_THE REQUEST:_
Locate each row containing the word "zero" and copy those rows in full.

_RECORDED INFORMATION:_
--*--

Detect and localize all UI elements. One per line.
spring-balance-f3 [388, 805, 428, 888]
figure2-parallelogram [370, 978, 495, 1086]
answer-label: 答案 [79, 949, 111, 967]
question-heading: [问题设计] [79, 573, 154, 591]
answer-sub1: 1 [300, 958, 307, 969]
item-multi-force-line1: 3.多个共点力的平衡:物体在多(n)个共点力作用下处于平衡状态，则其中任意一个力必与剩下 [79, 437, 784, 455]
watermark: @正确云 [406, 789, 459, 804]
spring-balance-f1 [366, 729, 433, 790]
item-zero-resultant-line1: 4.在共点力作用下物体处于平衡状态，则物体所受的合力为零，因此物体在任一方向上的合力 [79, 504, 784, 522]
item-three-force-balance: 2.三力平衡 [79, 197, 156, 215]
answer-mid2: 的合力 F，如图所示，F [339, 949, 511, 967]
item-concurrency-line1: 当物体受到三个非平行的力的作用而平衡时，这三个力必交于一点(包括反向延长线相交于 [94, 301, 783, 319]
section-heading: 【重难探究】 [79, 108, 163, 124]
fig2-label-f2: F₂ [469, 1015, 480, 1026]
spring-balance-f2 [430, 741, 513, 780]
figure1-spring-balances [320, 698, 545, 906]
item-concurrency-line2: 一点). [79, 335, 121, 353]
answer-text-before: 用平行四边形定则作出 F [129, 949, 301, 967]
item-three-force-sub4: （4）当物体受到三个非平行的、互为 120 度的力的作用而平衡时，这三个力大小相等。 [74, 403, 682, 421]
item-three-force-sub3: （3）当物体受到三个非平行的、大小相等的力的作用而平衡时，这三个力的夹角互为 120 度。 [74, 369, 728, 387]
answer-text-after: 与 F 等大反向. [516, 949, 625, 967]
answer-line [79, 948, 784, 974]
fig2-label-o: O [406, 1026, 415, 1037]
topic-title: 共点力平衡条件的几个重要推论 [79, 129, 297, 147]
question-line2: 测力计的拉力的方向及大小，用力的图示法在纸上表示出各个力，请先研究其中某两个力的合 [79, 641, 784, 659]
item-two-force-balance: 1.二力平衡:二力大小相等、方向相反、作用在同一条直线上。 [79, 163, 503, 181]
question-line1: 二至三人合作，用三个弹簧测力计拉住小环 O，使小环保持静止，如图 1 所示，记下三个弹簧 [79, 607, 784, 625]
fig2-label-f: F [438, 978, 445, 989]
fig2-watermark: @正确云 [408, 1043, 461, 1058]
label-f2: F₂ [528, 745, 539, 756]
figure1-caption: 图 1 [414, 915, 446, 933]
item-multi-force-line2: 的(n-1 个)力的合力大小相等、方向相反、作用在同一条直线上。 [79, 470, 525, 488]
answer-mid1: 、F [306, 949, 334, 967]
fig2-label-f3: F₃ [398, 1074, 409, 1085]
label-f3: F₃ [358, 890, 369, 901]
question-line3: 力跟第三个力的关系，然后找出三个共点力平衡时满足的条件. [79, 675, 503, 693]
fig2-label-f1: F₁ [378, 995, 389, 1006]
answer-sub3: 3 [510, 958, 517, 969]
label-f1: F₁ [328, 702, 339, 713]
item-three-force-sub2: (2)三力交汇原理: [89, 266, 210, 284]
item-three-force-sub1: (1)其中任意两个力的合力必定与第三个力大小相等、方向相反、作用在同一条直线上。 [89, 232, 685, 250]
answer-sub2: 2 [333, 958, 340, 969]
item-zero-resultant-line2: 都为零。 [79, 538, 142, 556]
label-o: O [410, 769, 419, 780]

--*--

_FINAL RESULT:_
item-zero-resultant-line1: 4.在共点力作用下物体处于平衡状态，则物体所受的合力为零，因此物体在任一方向上的合力 [79, 504, 784, 522]
item-zero-resultant-line2: 都为零。 [79, 538, 142, 556]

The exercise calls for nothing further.